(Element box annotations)
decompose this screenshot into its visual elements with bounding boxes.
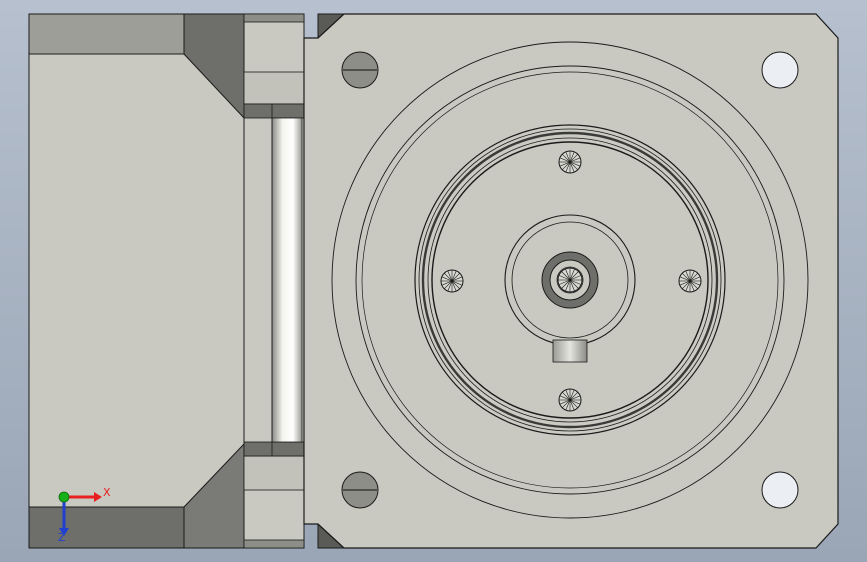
- through-hole-bottom-right: [761, 471, 799, 509]
- cad-graphics-viewport[interactable]: X Z: [0, 0, 867, 562]
- z-axis-label: Z: [58, 531, 66, 544]
- shaft-pin: [271, 117, 303, 443]
- screw-hole-right-icon: [678, 269, 702, 293]
- gearbox-model-front-view[interactable]: X Z: [0, 0, 867, 562]
- center-tapped-hole-icon: [557, 267, 583, 293]
- center-hole-lines: [557, 267, 583, 293]
- screw-hole-top-icon: [558, 150, 582, 174]
- screw-hole-bottom-icon: [558, 388, 582, 412]
- screw-hole-left-icon: [440, 269, 464, 293]
- bolt-head-top-left-icon: [341, 51, 379, 89]
- shaft-key: [552, 339, 588, 363]
- bolt-head-bottom-left-icon: [341, 471, 379, 509]
- x-axis-label: X: [103, 486, 111, 499]
- through-hole-top-right: [761, 51, 799, 89]
- y-axis-point-icon: [58, 491, 70, 503]
- coupling-section: [243, 13, 305, 549]
- left-housing: [28, 13, 245, 549]
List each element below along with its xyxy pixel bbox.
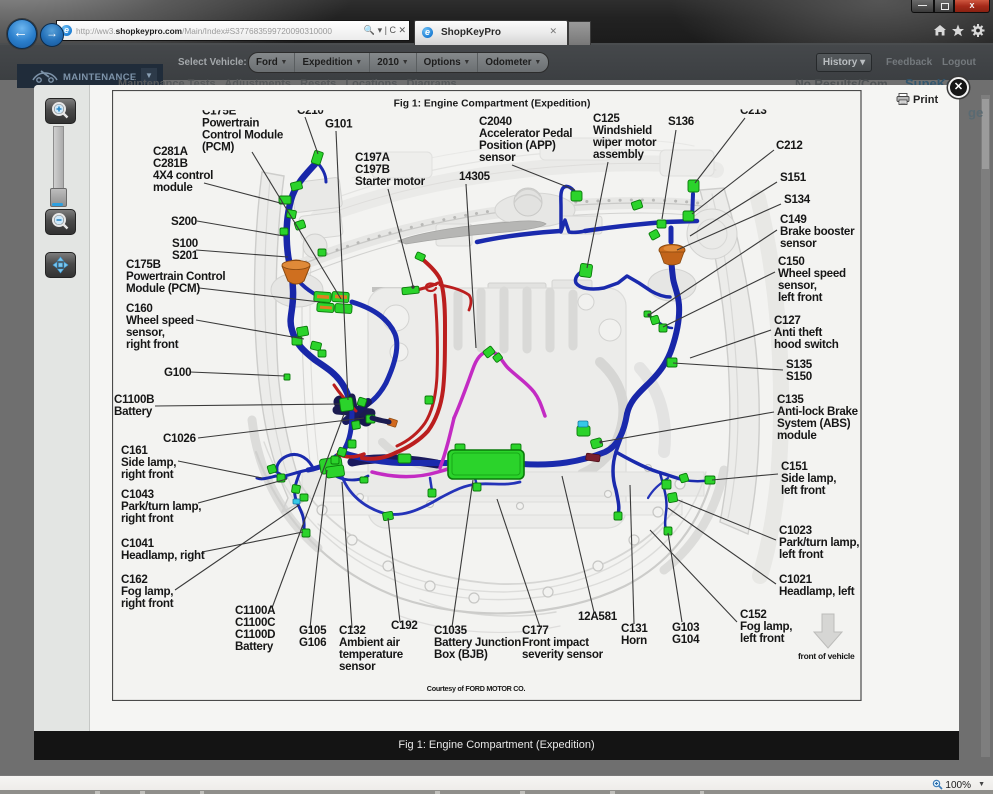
svg-text:G106: G106 (299, 636, 327, 649)
svg-text:Headlamp, left: Headlamp, left (779, 585, 855, 598)
svg-text:Battery: Battery (235, 640, 274, 653)
svg-text:C192: C192 (391, 619, 418, 632)
svg-text:(PCM): (PCM) (202, 141, 235, 154)
svg-text:right front: right front (121, 468, 174, 481)
svg-text:module: module (153, 181, 193, 194)
svg-text:Fig 1: Engine Compartment (Exp: Fig 1: Engine Compartment (Expedition) (394, 99, 591, 110)
svg-text:Battery: Battery (114, 405, 153, 418)
svg-text:Horn: Horn (621, 634, 647, 647)
svg-text:hood switch: hood switch (774, 338, 839, 351)
svg-text:S200: S200 (171, 215, 197, 228)
svg-text:Headlamp, right: Headlamp, right (121, 549, 205, 562)
svg-text:left front: left front (740, 632, 785, 645)
svg-text:Courtesy of FORD MOTOR CO.: Courtesy of FORD MOTOR CO. (427, 684, 526, 693)
svg-text:Starter motor: Starter motor (355, 175, 426, 188)
svg-text:right front: right front (126, 338, 179, 351)
svg-text:left front: left front (778, 291, 823, 304)
svg-text:C1026: C1026 (163, 432, 197, 445)
svg-text:G100: G100 (164, 366, 191, 379)
svg-text:S134: S134 (784, 193, 811, 206)
svg-text:right front: right front (121, 597, 174, 610)
svg-text:G104: G104 (672, 633, 700, 646)
svg-text:S150: S150 (786, 370, 812, 383)
svg-text:12A581: 12A581 (578, 610, 618, 623)
svg-text:severity sensor: severity sensor (522, 648, 604, 661)
svg-text:sensor: sensor (780, 237, 817, 250)
svg-text:C212: C212 (776, 139, 803, 152)
svg-text:sensor: sensor (479, 151, 516, 164)
svg-text:S136: S136 (668, 115, 695, 128)
svg-text:Module (PCM): Module (PCM) (126, 282, 200, 295)
svg-text:S201: S201 (172, 249, 199, 262)
svg-text:left front: left front (781, 484, 826, 497)
svg-text:Box (BJB): Box (BJB) (434, 648, 488, 661)
svg-text:sensor: sensor (339, 660, 376, 673)
svg-text:14305: 14305 (459, 170, 491, 183)
svg-text:assembly: assembly (593, 148, 644, 161)
svg-text:front of vehicle: front of vehicle (798, 651, 855, 661)
svg-text:right front: right front (121, 512, 174, 525)
svg-text:module: module (777, 429, 817, 442)
svg-text:left front: left front (779, 548, 824, 561)
svg-text:S151: S151 (780, 171, 807, 184)
svg-text:G101: G101 (325, 118, 353, 131)
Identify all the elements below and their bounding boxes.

## Task objective
Express every line of the rows above as a JSON list of strings, one string per line, skipping blank lines and leaving out the pictures.

## Solution below
[
  "decompose this screenshot into its visual elements with bounding boxes.",
  "- through-hole-bottom-right: [761, 471, 799, 509]",
  "- cad-graphics-viewport[interactable]: X Z: [0, 0, 867, 562]",
  "- z-axis-label: Z: [58, 531, 66, 544]",
  "- shaft-pin: [271, 117, 303, 443]",
  "- screw-hole-right-icon: [678, 269, 702, 293]",
  "- gearbox-model-front-view[interactable]: X Z: [0, 0, 867, 562]",
  "- center-tapped-hole-icon: [557, 267, 583, 293]",
  "- center-hole-lines: [557, 267, 583, 293]",
  "- screw-hole-top-icon: [558, 150, 582, 174]",
  "- screw-hole-bottom-icon: [558, 388, 582, 412]",
  "- screw-hole-left-icon: [440, 269, 464, 293]",
  "- bolt-head-top-left-icon: [341, 51, 379, 89]",
  "- shaft-key: [552, 339, 588, 363]",
  "- bolt-head-bottom-left-icon: [341, 471, 379, 509]",
  "- x-axis-label: X: [103, 486, 111, 499]",
  "- through-hole-top-right: [761, 51, 799, 89]",
  "- y-axis-point-icon: [58, 491, 70, 503]",
  "- coupling-section: [243, 13, 305, 549]",
  "- left-housing: [28, 13, 245, 549]",
  "List each element below along with its xyxy pixel bbox.",
  "svg-text:G106: G106 (299, 636, 327, 649)",
  "svg-text:Headlamp, left: Headlamp, left (779, 585, 855, 598)",
  "svg-text:Battery: Battery (235, 640, 274, 653)",
  "svg-text:C192: C192 (391, 619, 418, 632)",
  "svg-text:(PCM): (PCM) (202, 141, 235, 154)",
  "svg-text:right front: right front (121, 468, 174, 481)",
  "svg-text:module: module (153, 181, 193, 194)",
  "svg-text:Fig 1: Engine Compartment (Exp: Fig 1: Engine Compartment (Expedition) (394, 99, 591, 110)",
  "svg-text:Battery: Battery (114, 405, 153, 418)",
  "svg-text:Horn: Horn (621, 634, 647, 647)",
  "svg-text:hood switch: hood switch (774, 338, 839, 351)",
  "svg-text:S200: S200 (171, 215, 197, 228)",
  "svg-text:Headlamp, right: Headlamp, right (121, 549, 205, 562)",
  "svg-text:left front: left front (740, 632, 785, 645)",
  "svg-text:Courtesy of FORD MOTOR CO.: Courtesy of FORD MOTOR CO. (427, 684, 526, 693)",
  "svg-text:Starter motor: Starter motor (355, 175, 426, 188)",
  "svg-text:right front: right front (126, 338, 179, 351)",
  "svg-text:left front: left front (778, 291, 823, 304)",
  "svg-text:C1026: C1026 (163, 432, 197, 445)",
  "svg-text:G100: G100 (164, 366, 191, 379)",
  "svg-text:S134: S134 (784, 193, 811, 206)",
  "svg-text:right front: right front (121, 597, 174, 610)",
  "svg-text:G104: G104 (672, 633, 700, 646)",
  "svg-text:S150: S150 (786, 370, 812, 383)",
  "svg-text:12A581: 12A581 (578, 610, 618, 623)",
  "svg-text:severity sensor: severity sensor (522, 648, 604, 661)",
  "svg-text:sensor: sensor (780, 237, 817, 250)",
  "svg-text:C212: C212 (776, 139, 803, 152)",
  "svg-text:sensor: sensor (479, 151, 516, 164)",
  "svg-text:S136: S136 (668, 115, 695, 128)",
  "svg-text:Module (PCM): Module (PCM) (126, 282, 200, 295)",
  "svg-text:S201: S201 (172, 249, 199, 262)",
  "svg-text:left front: left front (781, 484, 826, 497)",
  "svg-text:Box (BJB): Box (BJB) (434, 648, 488, 661)",
  "svg-text:sensor: sensor (339, 660, 376, 673)",
  "svg-text:14305: 14305 (459, 170, 491, 183)",
  "svg-text:assembly: assembly (593, 148, 644, 161)",
  "svg-text:front of vehicle: front of vehicle (798, 651, 855, 661)",
  "svg-text:right front: right front (121, 512, 174, 525)",
  "svg-text:module: module (777, 429, 817, 442)",
  "svg-text:left front: left front (779, 548, 824, 561)",
  "svg-text:S151: S151 (780, 171, 807, 184)",
  "svg-text:G101: G101 (325, 118, 353, 131)",
  "Identify all the elements below and their bounding boxes."
]